### What you will do
Copy the data precisely, character for character, and leave out every picture.
— BEGIN Entries provided —
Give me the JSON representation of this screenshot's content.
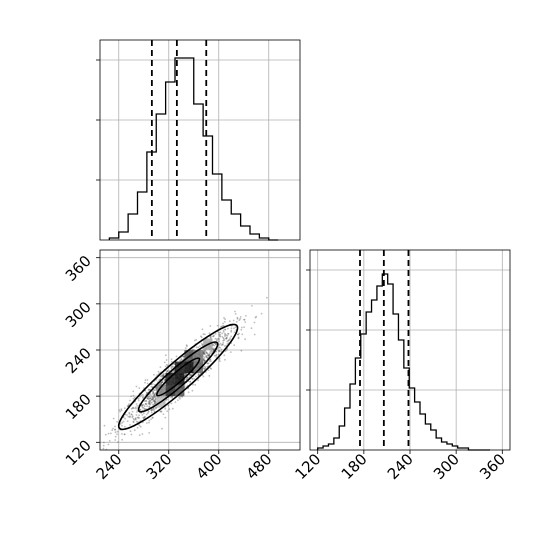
{
  "chart_data": [
    {
      "type": "histogram",
      "panel": "marginal-x",
      "bin_edges": [
        225,
        240,
        255,
        270,
        285,
        300,
        315,
        330,
        345,
        360,
        375,
        390,
        405,
        420,
        435,
        450,
        465,
        480,
        495
      ],
      "values": [
        0.01,
        0.04,
        0.13,
        0.24,
        0.44,
        0.63,
        0.79,
        0.91,
        0.91,
        0.68,
        0.52,
        0.33,
        0.2,
        0.13,
        0.07,
        0.03,
        0.01,
        0
      ],
      "quantiles": [
        293,
        333,
        380
      ],
      "xlim": [
        210,
        530
      ],
      "ylim": [
        0,
        1.0
      ],
      "grid": true
    },
    {
      "type": "histogram",
      "panel": "marginal-y",
      "bin_edges": [
        120,
        127,
        134,
        141,
        148,
        155,
        162,
        169,
        176,
        183,
        190,
        197,
        204,
        211,
        218,
        225,
        232,
        239,
        246,
        253,
        260,
        267,
        274,
        281,
        288,
        295,
        302,
        309,
        316,
        323,
        330,
        337,
        344
      ],
      "values": [
        0.01,
        0.02,
        0.03,
        0.06,
        0.12,
        0.21,
        0.33,
        0.46,
        0.58,
        0.69,
        0.75,
        0.82,
        0.88,
        0.83,
        0.68,
        0.55,
        0.41,
        0.31,
        0.24,
        0.18,
        0.13,
        0.1,
        0.06,
        0.04,
        0.03,
        0.02,
        0.01,
        0.01,
        0,
        0,
        0,
        0
      ],
      "quantiles": [
        175,
        206,
        238
      ],
      "xlim": [
        110,
        370
      ],
      "xticks": [
        "120",
        "180",
        "240",
        "300",
        "360"
      ],
      "grid": true
    },
    {
      "type": "scatter",
      "panel": "joint",
      "description": "2D posterior density with 2D histogram and contour levels",
      "xlim": [
        210,
        530
      ],
      "ylim": [
        110,
        370
      ],
      "xticks": [
        "240",
        "320",
        "400",
        "480"
      ],
      "yticks": [
        "120",
        "180",
        "240",
        "300",
        "360"
      ],
      "center": [
        335,
        205
      ],
      "sd": [
        45,
        32
      ],
      "correlation": 0.92,
      "grid": true
    }
  ]
}
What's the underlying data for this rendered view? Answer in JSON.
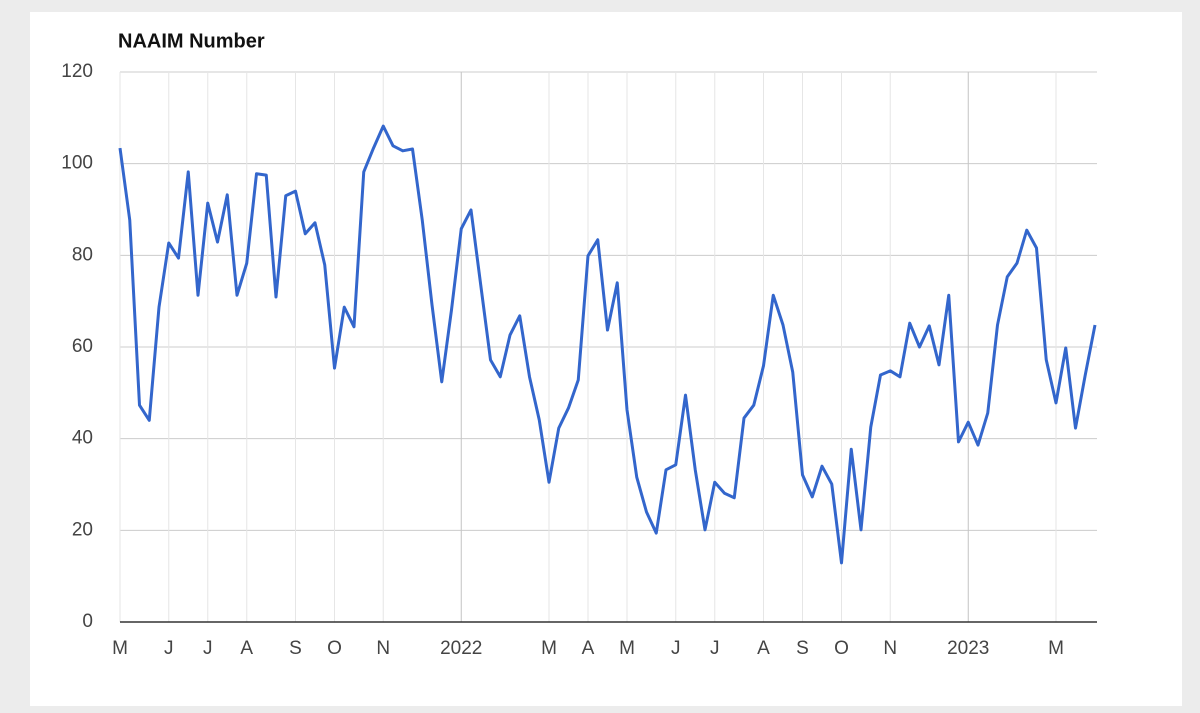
{
  "chart_data": {
    "type": "line",
    "title": "NAAIM Number",
    "categories": [
      "M",
      null,
      null,
      null,
      null,
      "J",
      null,
      null,
      null,
      "J",
      null,
      null,
      null,
      "A",
      null,
      null,
      null,
      null,
      "S",
      null,
      null,
      null,
      "O",
      null,
      null,
      null,
      null,
      "N",
      null,
      null,
      null,
      null,
      null,
      null,
      null,
      "2022",
      null,
      null,
      null,
      null,
      null,
      null,
      null,
      null,
      "M",
      null,
      null,
      null,
      "A",
      null,
      null,
      null,
      "M",
      null,
      null,
      null,
      null,
      "J",
      null,
      null,
      null,
      "J",
      null,
      null,
      null,
      null,
      "A",
      null,
      null,
      null,
      "S",
      null,
      null,
      null,
      "O",
      null,
      null,
      null,
      null,
      "N",
      null,
      null,
      null,
      null,
      null,
      null,
      null,
      "2023",
      null,
      null,
      null,
      null,
      null,
      null,
      null,
      null,
      "M",
      null,
      null,
      null,
      null
    ],
    "series": [
      {
        "name": "NAAIM Number",
        "color": "#3366cc",
        "values": [
          103.4,
          87.7,
          47.3,
          44,
          68.7,
          82.7,
          79.4,
          98.2,
          71.3,
          91.4,
          82.9,
          93.2,
          71.3,
          78.3,
          97.8,
          97.5,
          70.9,
          93,
          94,
          84.7,
          87.1,
          77.9,
          55.4,
          68.7,
          64.4,
          98.2,
          103.4,
          108.2,
          103.9,
          102.8,
          103.2,
          87.7,
          69.2,
          52.4,
          68.1,
          85.8,
          89.9,
          73.5,
          57.2,
          53.5,
          62.6,
          66.8,
          53.5,
          44.1,
          30.5,
          42.3,
          46.7,
          52.8,
          79.9,
          83.4,
          63.7,
          74,
          46.3,
          31.6,
          24,
          19.4,
          33.2,
          34.3,
          49.5,
          33.2,
          20.1,
          30.5,
          28.1,
          27.1,
          44.5,
          47.3,
          55.9,
          71.3,
          64.8,
          54.5,
          32.1,
          27.3,
          34,
          30.1,
          12.9,
          37.7,
          20.1,
          42.5,
          53.9,
          54.8,
          53.5,
          65.2,
          60,
          64.6,
          56.1,
          71.3,
          39.3,
          43.6,
          38.6,
          45.6,
          64.8,
          75.3,
          78.3,
          85.5,
          81.6,
          57.2,
          47.8,
          59.8,
          42.3,
          53.9,
          64.8
        ]
      }
    ],
    "ylim": [
      0,
      120
    ],
    "yticks": [
      0,
      20,
      40,
      60,
      80,
      100,
      120
    ],
    "grid": true
  }
}
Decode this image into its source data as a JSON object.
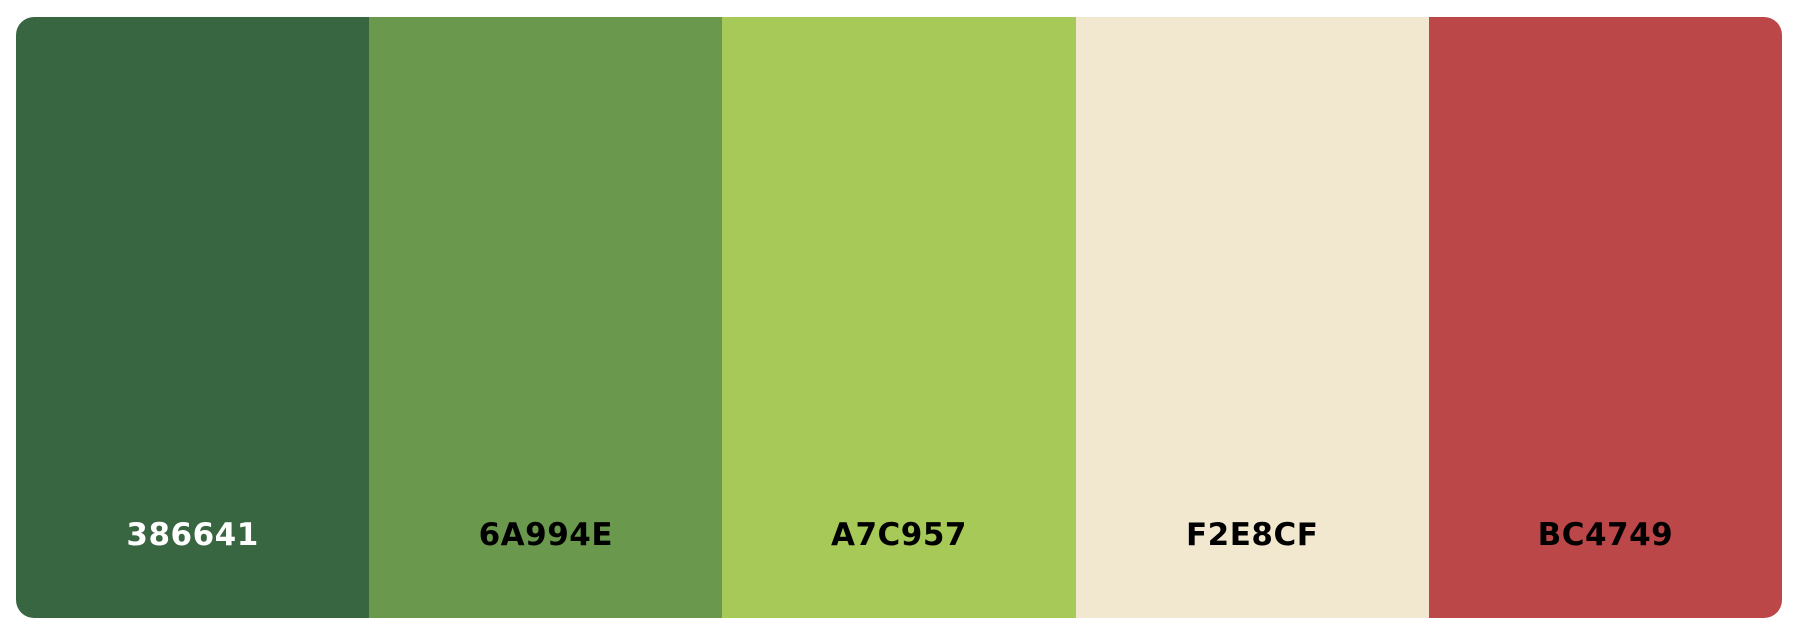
{
  "palette": {
    "swatches": [
      {
        "hex": "386641",
        "color": "#386641",
        "text_color": "#ffffff"
      },
      {
        "hex": "6A994E",
        "color": "#6A994E",
        "text_color": "#000000"
      },
      {
        "hex": "A7C957",
        "color": "#A7C957",
        "text_color": "#000000"
      },
      {
        "hex": "F2E8CF",
        "color": "#F2E8CF",
        "text_color": "#000000"
      },
      {
        "hex": "BC4749",
        "color": "#BC4749",
        "text_color": "#000000"
      }
    ]
  }
}
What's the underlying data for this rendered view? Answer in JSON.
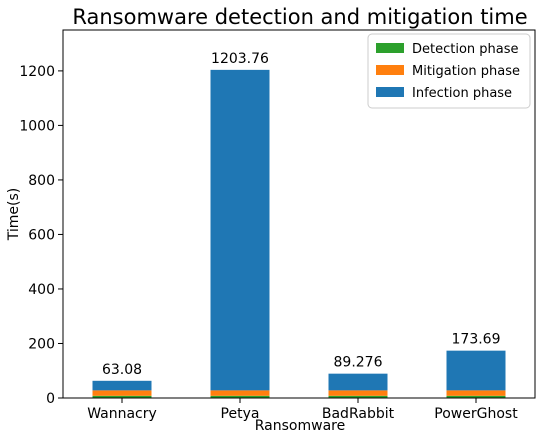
{
  "chart_data": {
    "type": "bar",
    "stacked": true,
    "title": "Ransomware detection and mitigation time",
    "xlabel": "Ransomware",
    "ylabel": "Time(s)",
    "ylim": [
      0,
      1350
    ],
    "yticks": [
      0,
      200,
      400,
      600,
      800,
      1000,
      1200
    ],
    "grid": false,
    "legend_position": "top-right",
    "categories": [
      "Wannacry",
      "Petya",
      "BadRabbit",
      "PowerGhost"
    ],
    "totals_labels": [
      "63.08",
      "1203.76",
      "89.276",
      "173.69"
    ],
    "series": [
      {
        "name": "Detection phase",
        "color": "#2ca02c",
        "values": [
          8,
          8,
          8,
          8
        ]
      },
      {
        "name": "Mitigation phase",
        "color": "#ff7f0e",
        "values": [
          20,
          20,
          20,
          20
        ]
      },
      {
        "name": "Infection phase",
        "color": "#1f77b4",
        "values": [
          35.08,
          1175.76,
          61.276,
          145.69
        ]
      }
    ]
  }
}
— END Entries provided —
### Task response
Give me the JSON representation of this screenshot's content.
{
  "chart_data": [
    {
      "type": "histogram",
      "panel": "marginal-x",
      "bin_edges": [
        225,
        240,
        255,
        270,
        285,
        300,
        315,
        330,
        345,
        360,
        375,
        390,
        405,
        420,
        435,
        450,
        465,
        480,
        495
      ],
      "values": [
        0.01,
        0.04,
        0.13,
        0.24,
        0.44,
        0.63,
        0.79,
        0.91,
        0.91,
        0.68,
        0.52,
        0.33,
        0.2,
        0.13,
        0.07,
        0.03,
        0.01,
        0
      ],
      "quantiles": [
        293,
        333,
        380
      ],
      "xlim": [
        210,
        530
      ],
      "ylim": [
        0,
        1.0
      ],
      "grid": true
    },
    {
      "type": "histogram",
      "panel": "marginal-y",
      "bin_edges": [
        120,
        127,
        134,
        141,
        148,
        155,
        162,
        169,
        176,
        183,
        190,
        197,
        204,
        211,
        218,
        225,
        232,
        239,
        246,
        253,
        260,
        267,
        274,
        281,
        288,
        295,
        302,
        309,
        316,
        323,
        330,
        337,
        344
      ],
      "values": [
        0.01,
        0.02,
        0.03,
        0.06,
        0.12,
        0.21,
        0.33,
        0.46,
        0.58,
        0.69,
        0.75,
        0.82,
        0.88,
        0.83,
        0.68,
        0.55,
        0.41,
        0.31,
        0.24,
        0.18,
        0.13,
        0.1,
        0.06,
        0.04,
        0.03,
        0.02,
        0.01,
        0.01,
        0,
        0,
        0,
        0
      ],
      "quantiles": [
        175,
        206,
        238
      ],
      "xlim": [
        110,
        370
      ],
      "xticks": [
        "120",
        "180",
        "240",
        "300",
        "360"
      ],
      "grid": true
    },
    {
      "type": "scatter",
      "panel": "joint",
      "description": "2D posterior density with 2D histogram and contour levels",
      "xlim": [
        210,
        530
      ],
      "ylim": [
        110,
        370
      ],
      "xticks": [
        "240",
        "320",
        "400",
        "480"
      ],
      "yticks": [
        "120",
        "180",
        "240",
        "300",
        "360"
      ],
      "center": [
        335,
        205
      ],
      "sd": [
        45,
        32
      ],
      "correlation": 0.92,
      "grid": true
    }
  ]
}
What's the underlying data for this rendered view? Answer in JSON.
{
  "chart_data": {
    "type": "line",
    "title": "NAAIM Number",
    "categories": [
      "M",
      null,
      null,
      null,
      null,
      "J",
      null,
      null,
      null,
      "J",
      null,
      null,
      null,
      "A",
      null,
      null,
      null,
      null,
      "S",
      null,
      null,
      null,
      "O",
      null,
      null,
      null,
      null,
      "N",
      null,
      null,
      null,
      null,
      null,
      null,
      null,
      "2022",
      null,
      null,
      null,
      null,
      null,
      null,
      null,
      null,
      "M",
      null,
      null,
      null,
      "A",
      null,
      null,
      null,
      "M",
      null,
      null,
      null,
      null,
      "J",
      null,
      null,
      null,
      "J",
      null,
      null,
      null,
      null,
      "A",
      null,
      null,
      null,
      "S",
      null,
      null,
      null,
      "O",
      null,
      null,
      null,
      null,
      "N",
      null,
      null,
      null,
      null,
      null,
      null,
      null,
      "2023",
      null,
      null,
      null,
      null,
      null,
      null,
      null,
      null,
      "M",
      null,
      null,
      null,
      null
    ],
    "series": [
      {
        "name": "NAAIM Number",
        "color": "#3366cc",
        "values": [
          103.4,
          87.7,
          47.3,
          44,
          68.7,
          82.7,
          79.4,
          98.2,
          71.3,
          91.4,
          82.9,
          93.2,
          71.3,
          78.3,
          97.8,
          97.5,
          70.9,
          93,
          94,
          84.7,
          87.1,
          77.9,
          55.4,
          68.7,
          64.4,
          98.2,
          103.4,
          108.2,
          103.9,
          102.8,
          103.2,
          87.7,
          69.2,
          52.4,
          68.1,
          85.8,
          89.9,
          73.5,
          57.2,
          53.5,
          62.6,
          66.8,
          53.5,
          44.1,
          30.5,
          42.3,
          46.7,
          52.8,
          79.9,
          83.4,
          63.7,
          74,
          46.3,
          31.6,
          24,
          19.4,
          33.2,
          34.3,
          49.5,
          33.2,
          20.1,
          30.5,
          28.1,
          27.1,
          44.5,
          47.3,
          55.9,
          71.3,
          64.8,
          54.5,
          32.1,
          27.3,
          34,
          30.1,
          12.9,
          37.7,
          20.1,
          42.5,
          53.9,
          54.8,
          53.5,
          65.2,
          60,
          64.6,
          56.1,
          71.3,
          39.3,
          43.6,
          38.6,
          45.6,
          64.8,
          75.3,
          78.3,
          85.5,
          81.6,
          57.2,
          47.8,
          59.8,
          42.3,
          53.9,
          64.8
        ]
      }
    ],
    "ylim": [
      0,
      120
    ],
    "yticks": [
      0,
      20,
      40,
      60,
      80,
      100,
      120
    ],
    "grid": true
  }
}
Decode this image into its source data as a JSON object.
{
  "palette": {
    "swatches": [
      {
        "hex": "386641",
        "color": "#386641",
        "text_color": "#ffffff"
      },
      {
        "hex": "6A994E",
        "color": "#6A994E",
        "text_color": "#000000"
      },
      {
        "hex": "A7C957",
        "color": "#A7C957",
        "text_color": "#000000"
      },
      {
        "hex": "F2E8CF",
        "color": "#F2E8CF",
        "text_color": "#000000"
      },
      {
        "hex": "BC4749",
        "color": "#BC4749",
        "text_color": "#000000"
      }
    ]
  }
}
What's the underlying data for this rendered view? Answer in JSON.
{
  "chart_data": {
    "type": "bar",
    "stacked": true,
    "title": "Ransomware detection and mitigation time",
    "xlabel": "Ransomware",
    "ylabel": "Time(s)",
    "ylim": [
      0,
      1350
    ],
    "yticks": [
      0,
      200,
      400,
      600,
      800,
      1000,
      1200
    ],
    "grid": false,
    "legend_position": "top-right",
    "categories": [
      "Wannacry",
      "Petya",
      "BadRabbit",
      "PowerGhost"
    ],
    "totals_labels": [
      "63.08",
      "1203.76",
      "89.276",
      "173.69"
    ],
    "series": [
      {
        "name": "Detection phase",
        "color": "#2ca02c",
        "values": [
          8,
          8,
          8,
          8
        ]
      },
      {
        "name": "Mitigation phase",
        "color": "#ff7f0e",
        "values": [
          20,
          20,
          20,
          20
        ]
      },
      {
        "name": "Infection phase",
        "color": "#1f77b4",
        "values": [
          35.08,
          1175.76,
          61.276,
          145.69
        ]
      }
    ]
  }
}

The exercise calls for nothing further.